Figure record listings
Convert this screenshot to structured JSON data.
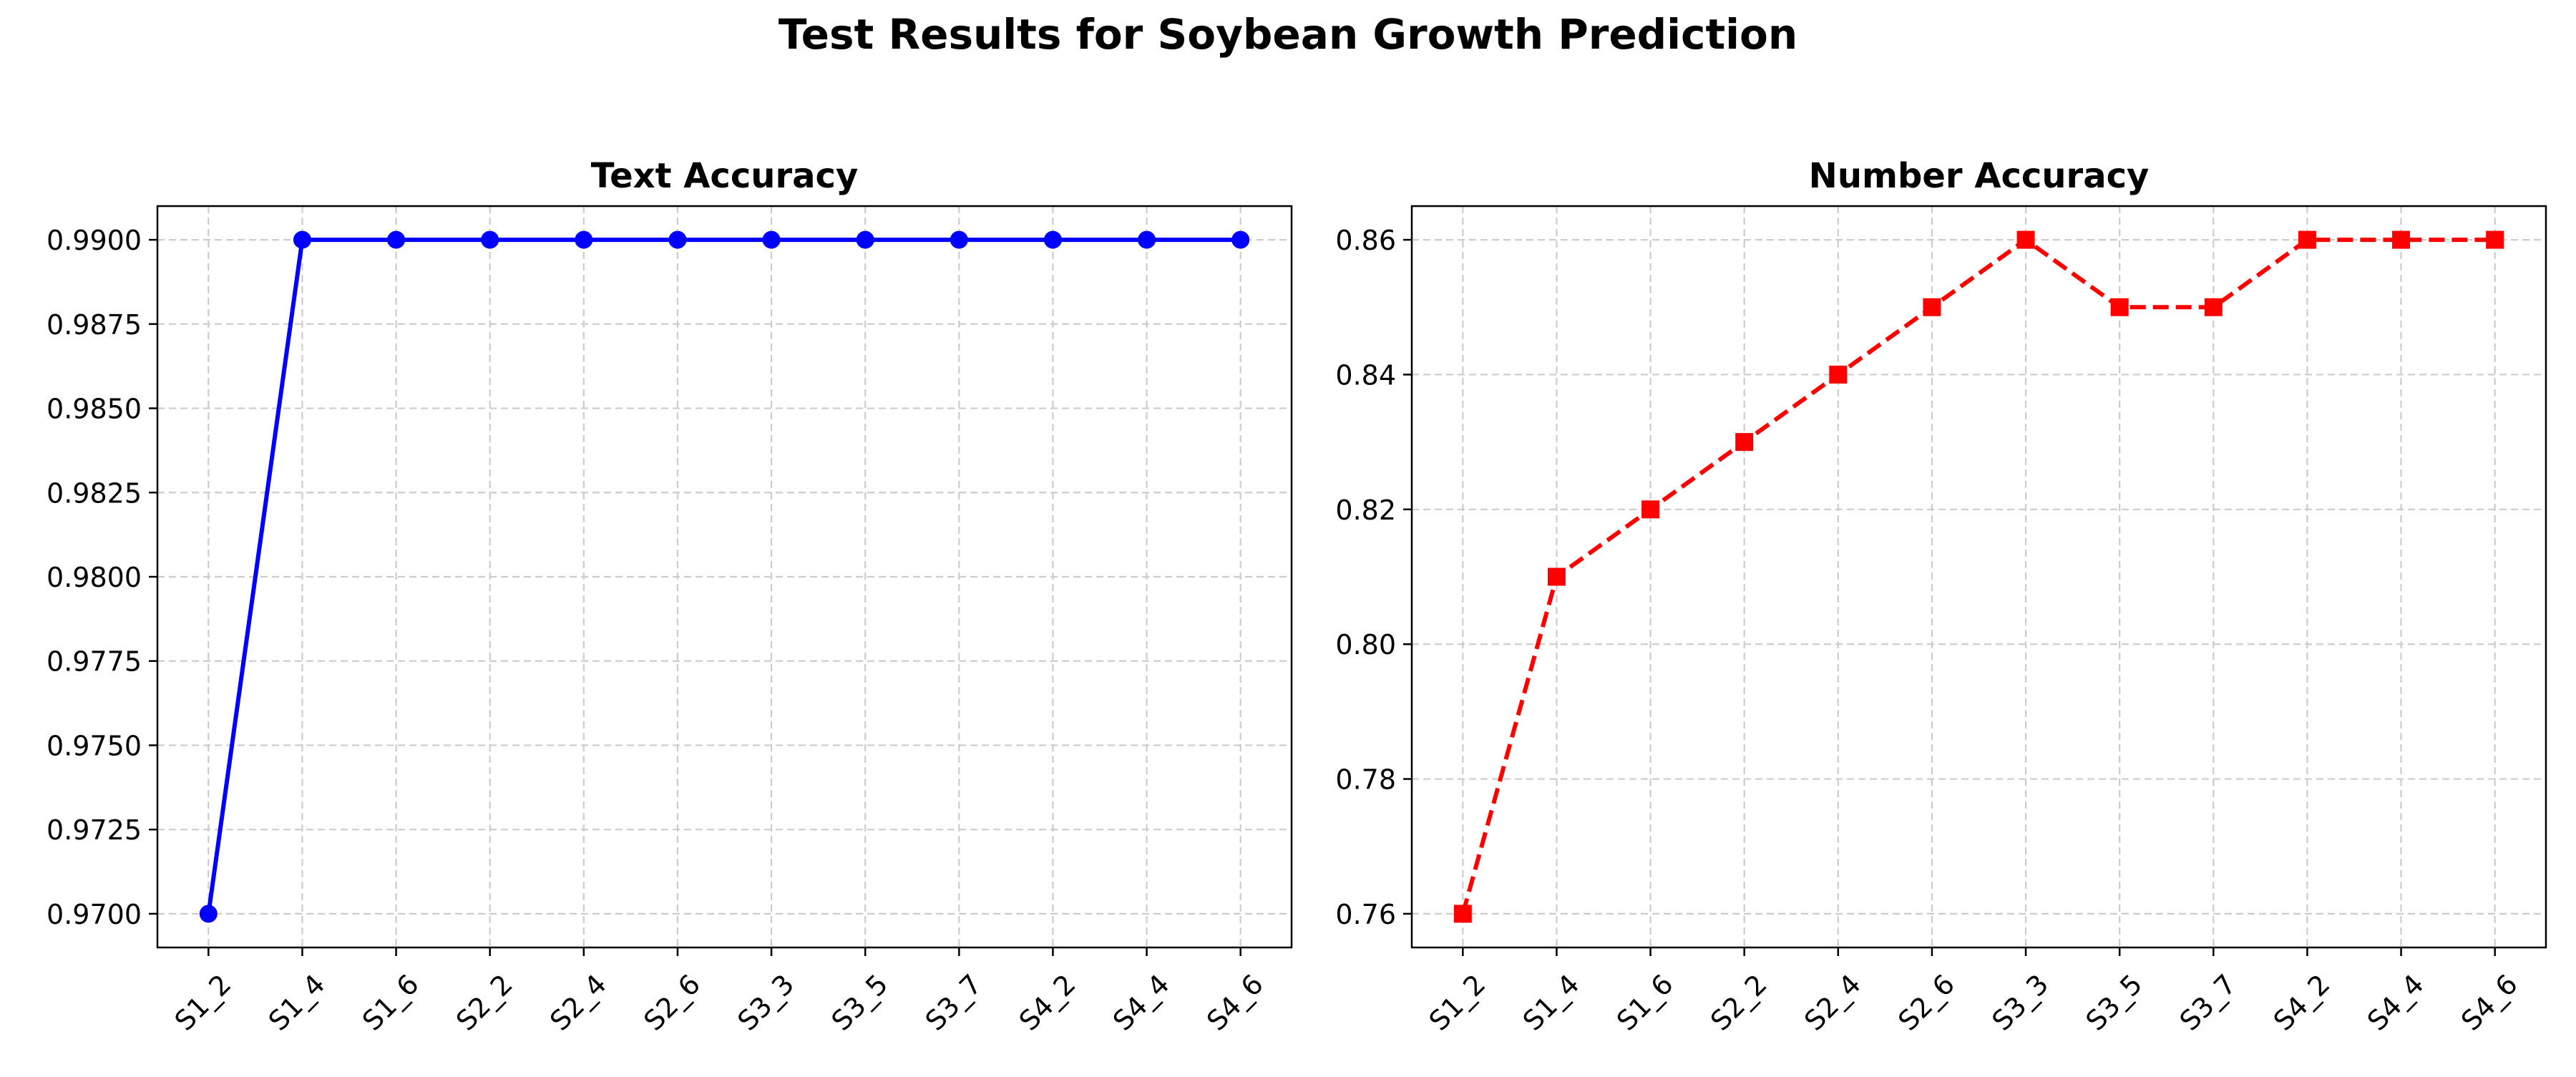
{
  "figure": {
    "title": "Test Results for Soybean Growth Prediction"
  },
  "chart_data": [
    {
      "type": "line",
      "title": "Text Accuracy",
      "xlabel": "",
      "ylabel": "",
      "categories": [
        "S1_2",
        "S1_4",
        "S1_6",
        "S2_2",
        "S2_4",
        "S2_6",
        "S3_3",
        "S3_5",
        "S3_7",
        "S4_2",
        "S4_4",
        "S4_6"
      ],
      "series": [
        {
          "values": [
            0.97,
            0.99,
            0.99,
            0.99,
            0.99,
            0.99,
            0.99,
            0.99,
            0.99,
            0.99,
            0.99,
            0.99
          ],
          "color": "#0000ff",
          "line_style": "solid",
          "marker": "circle"
        }
      ],
      "yticks": [
        "0.9700",
        "0.9725",
        "0.9750",
        "0.9775",
        "0.9800",
        "0.9825",
        "0.9850",
        "0.9875",
        "0.9900"
      ],
      "ylim": [
        0.969,
        0.991
      ],
      "grid": true,
      "tick_label_rotation": 45
    },
    {
      "type": "line",
      "title": "Number Accuracy",
      "xlabel": "",
      "ylabel": "",
      "categories": [
        "S1_2",
        "S1_4",
        "S1_6",
        "S2_2",
        "S2_4",
        "S2_6",
        "S3_3",
        "S3_5",
        "S3_7",
        "S4_2",
        "S4_4",
        "S4_6"
      ],
      "series": [
        {
          "values": [
            0.76,
            0.81,
            0.82,
            0.83,
            0.84,
            0.85,
            0.86,
            0.85,
            0.85,
            0.86,
            0.86,
            0.86
          ],
          "color": "#ff0000",
          "line_style": "dashed",
          "marker": "square"
        }
      ],
      "yticks": [
        "0.76",
        "0.78",
        "0.80",
        "0.82",
        "0.84",
        "0.86"
      ],
      "ylim": [
        0.755,
        0.865
      ],
      "grid": true,
      "tick_label_rotation": 45
    }
  ]
}
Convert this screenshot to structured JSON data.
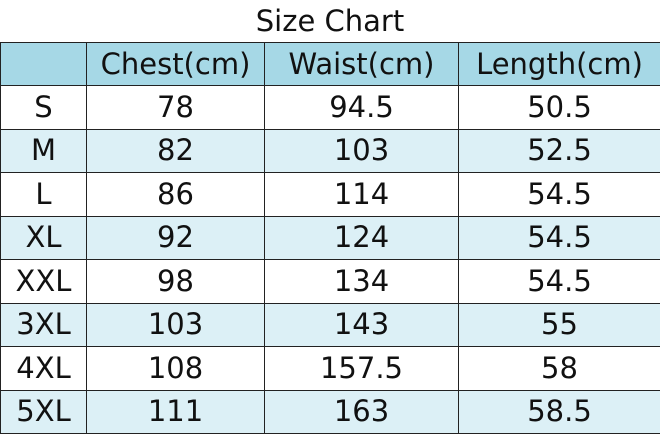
{
  "title": "Size Chart",
  "table": {
    "headers": [
      "Chest(cm)",
      "Waist(cm)",
      "Length(cm)"
    ],
    "rows": [
      [
        "S",
        78,
        94.5,
        50.5
      ],
      [
        "M",
        82,
        103,
        52.5
      ],
      [
        "L",
        86,
        114,
        54.5
      ],
      [
        "XL",
        92,
        124,
        54.5
      ],
      [
        "XXL",
        98,
        134,
        54.5
      ],
      [
        "3XL",
        103,
        143,
        55
      ],
      [
        "4XL",
        108,
        157.5,
        58
      ],
      [
        "5XL",
        111,
        163,
        58.5
      ]
    ]
  }
}
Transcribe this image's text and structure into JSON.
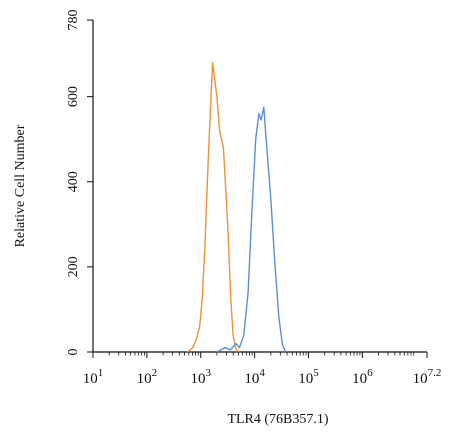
{
  "chart_data": {
    "type": "line",
    "xlabel": "TLR4 (76B357.1)",
    "ylabel": "Relative Cell Number",
    "x_scale": "log10",
    "xlim": [
      1,
      7.2
    ],
    "ylim": [
      0,
      780
    ],
    "x_ticks": [
      {
        "value": 1,
        "base": "10",
        "exp": "1"
      },
      {
        "value": 2,
        "base": "10",
        "exp": "2"
      },
      {
        "value": 3,
        "base": "10",
        "exp": "3"
      },
      {
        "value": 4,
        "base": "10",
        "exp": "4"
      },
      {
        "value": 5,
        "base": "10",
        "exp": "5"
      },
      {
        "value": 6,
        "base": "10",
        "exp": "6"
      },
      {
        "value": 7.2,
        "base": "10",
        "exp": "7.2"
      }
    ],
    "y_ticks": [
      {
        "value": 0,
        "label": "0"
      },
      {
        "value": 200,
        "label": "200"
      },
      {
        "value": 400,
        "label": "400"
      },
      {
        "value": 600,
        "label": "600"
      },
      {
        "value": 780,
        "label": "780"
      }
    ],
    "grid": false,
    "series": [
      {
        "color": "#f0923a",
        "points": [
          [
            2.75,
            0
          ],
          [
            2.85,
            10
          ],
          [
            2.92,
            30
          ],
          [
            2.98,
            60
          ],
          [
            3.03,
            130
          ],
          [
            3.08,
            260
          ],
          [
            3.13,
            420
          ],
          [
            3.18,
            570
          ],
          [
            3.22,
            680
          ],
          [
            3.25,
            650
          ],
          [
            3.3,
            600
          ],
          [
            3.35,
            520
          ],
          [
            3.42,
            480
          ],
          [
            3.5,
            300
          ],
          [
            3.56,
            120
          ],
          [
            3.6,
            40
          ],
          [
            3.65,
            8
          ],
          [
            3.7,
            0
          ]
        ]
      },
      {
        "color": "#5b8fd6",
        "points": [
          [
            3.3,
            0
          ],
          [
            3.45,
            10
          ],
          [
            3.55,
            5
          ],
          [
            3.65,
            20
          ],
          [
            3.72,
            10
          ],
          [
            3.8,
            40
          ],
          [
            3.88,
            140
          ],
          [
            3.95,
            330
          ],
          [
            4.02,
            500
          ],
          [
            4.08,
            560
          ],
          [
            4.12,
            545
          ],
          [
            4.17,
            575
          ],
          [
            4.22,
            490
          ],
          [
            4.3,
            360
          ],
          [
            4.38,
            200
          ],
          [
            4.45,
            80
          ],
          [
            4.52,
            15
          ],
          [
            4.58,
            0
          ]
        ]
      }
    ]
  }
}
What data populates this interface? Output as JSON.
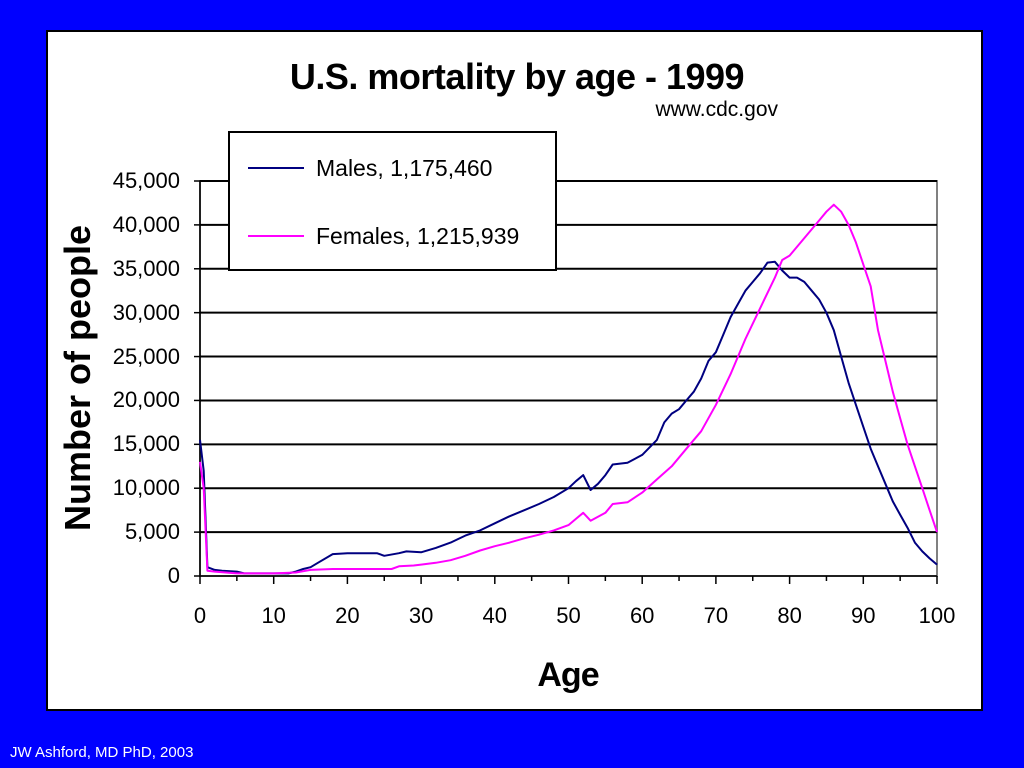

§ **PROBLEM TO WORK ON**: Select and copy every line of the listing with the word "this".

§ **ANSWER FOR THE TASK**:
Convert this screenshot to structured JSON data.
Convert this screenshot to structured JSON data.
Transcribe this image's text and structure into JSON.
What data populates this interface? Output as JSON.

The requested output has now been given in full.